## Instructions for the task
Copy every line in the records below that contains the word "icon".

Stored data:
--- BEGIN ---
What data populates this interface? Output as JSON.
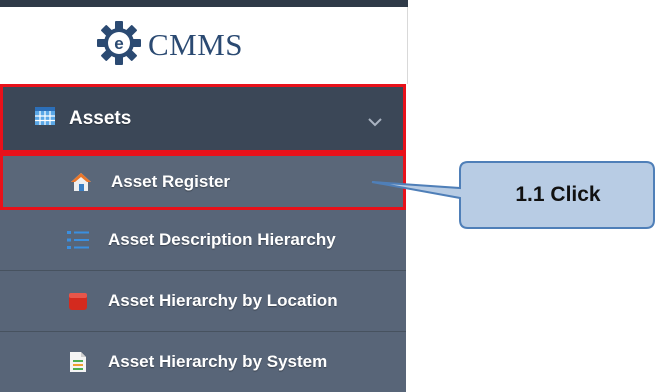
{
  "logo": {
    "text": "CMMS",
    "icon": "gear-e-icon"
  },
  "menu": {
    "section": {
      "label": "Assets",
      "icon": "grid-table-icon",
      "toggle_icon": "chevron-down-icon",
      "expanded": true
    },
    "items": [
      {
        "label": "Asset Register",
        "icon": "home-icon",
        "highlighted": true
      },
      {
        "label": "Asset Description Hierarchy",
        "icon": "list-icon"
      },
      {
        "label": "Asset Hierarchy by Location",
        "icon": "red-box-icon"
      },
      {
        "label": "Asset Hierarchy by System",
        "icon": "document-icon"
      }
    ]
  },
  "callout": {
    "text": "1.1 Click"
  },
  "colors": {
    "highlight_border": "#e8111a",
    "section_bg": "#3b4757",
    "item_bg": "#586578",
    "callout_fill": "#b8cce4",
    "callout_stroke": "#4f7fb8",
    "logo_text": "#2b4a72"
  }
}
--- END ---
## Full answer
    "icon": "gear-e-icon"
      "icon": "grid-table-icon",
      "toggle_icon": "chevron-down-icon",
        "icon": "home-icon",
        "icon": "list-icon"
        "icon": "red-box-icon"
        "icon": "document-icon"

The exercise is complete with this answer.